Below are some records; give them all again exactly, but not the pictures.

[Records from a collection of figures]
>> Start
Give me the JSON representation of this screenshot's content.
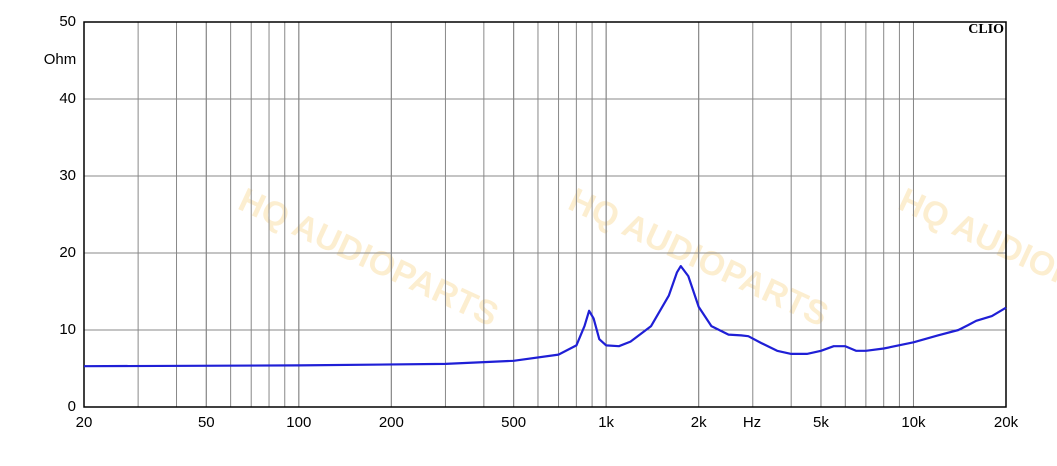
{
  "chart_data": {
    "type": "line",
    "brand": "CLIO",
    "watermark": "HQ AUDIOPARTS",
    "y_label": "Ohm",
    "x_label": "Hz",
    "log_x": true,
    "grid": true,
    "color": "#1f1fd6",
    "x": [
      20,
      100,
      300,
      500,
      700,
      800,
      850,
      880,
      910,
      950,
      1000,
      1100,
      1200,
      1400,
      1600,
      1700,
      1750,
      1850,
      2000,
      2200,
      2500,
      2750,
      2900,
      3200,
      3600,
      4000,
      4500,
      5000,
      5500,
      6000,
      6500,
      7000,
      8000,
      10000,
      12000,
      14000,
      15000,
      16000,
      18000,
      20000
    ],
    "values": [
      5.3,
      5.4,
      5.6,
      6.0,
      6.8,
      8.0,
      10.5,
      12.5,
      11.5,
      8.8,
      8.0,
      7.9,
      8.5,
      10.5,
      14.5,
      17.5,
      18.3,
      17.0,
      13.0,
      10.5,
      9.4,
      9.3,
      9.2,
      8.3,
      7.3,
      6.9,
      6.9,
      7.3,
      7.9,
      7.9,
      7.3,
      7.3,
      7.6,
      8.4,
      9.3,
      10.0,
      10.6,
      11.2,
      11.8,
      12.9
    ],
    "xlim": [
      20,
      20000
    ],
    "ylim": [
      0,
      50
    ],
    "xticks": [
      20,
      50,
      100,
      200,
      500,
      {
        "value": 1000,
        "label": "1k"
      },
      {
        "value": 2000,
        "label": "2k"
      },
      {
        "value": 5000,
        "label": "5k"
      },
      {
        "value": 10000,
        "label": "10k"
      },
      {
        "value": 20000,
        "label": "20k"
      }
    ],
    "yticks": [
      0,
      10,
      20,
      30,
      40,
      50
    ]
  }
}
>> End
Written reply:
Give me the JSON representation of this screenshot's content.
{
  "chart_data": {
    "type": "line",
    "brand": "CLIO",
    "watermark": "HQ AUDIOPARTS",
    "y_label": "Ohm",
    "x_label": "Hz",
    "log_x": true,
    "grid": true,
    "color": "#1f1fd6",
    "x": [
      20,
      100,
      300,
      500,
      700,
      800,
      850,
      880,
      910,
      950,
      1000,
      1100,
      1200,
      1400,
      1600,
      1700,
      1750,
      1850,
      2000,
      2200,
      2500,
      2750,
      2900,
      3200,
      3600,
      4000,
      4500,
      5000,
      5500,
      6000,
      6500,
      7000,
      8000,
      10000,
      12000,
      14000,
      15000,
      16000,
      18000,
      20000
    ],
    "values": [
      5.3,
      5.4,
      5.6,
      6.0,
      6.8,
      8.0,
      10.5,
      12.5,
      11.5,
      8.8,
      8.0,
      7.9,
      8.5,
      10.5,
      14.5,
      17.5,
      18.3,
      17.0,
      13.0,
      10.5,
      9.4,
      9.3,
      9.2,
      8.3,
      7.3,
      6.9,
      6.9,
      7.3,
      7.9,
      7.9,
      7.3,
      7.3,
      7.6,
      8.4,
      9.3,
      10.0,
      10.6,
      11.2,
      11.8,
      12.9
    ],
    "xlim": [
      20,
      20000
    ],
    "ylim": [
      0,
      50
    ],
    "xticks": [
      20,
      50,
      100,
      200,
      500,
      {
        "value": 1000,
        "label": "1k"
      },
      {
        "value": 2000,
        "label": "2k"
      },
      {
        "value": 5000,
        "label": "5k"
      },
      {
        "value": 10000,
        "label": "10k"
      },
      {
        "value": 20000,
        "label": "20k"
      }
    ],
    "yticks": [
      0,
      10,
      20,
      30,
      40,
      50
    ]
  }
}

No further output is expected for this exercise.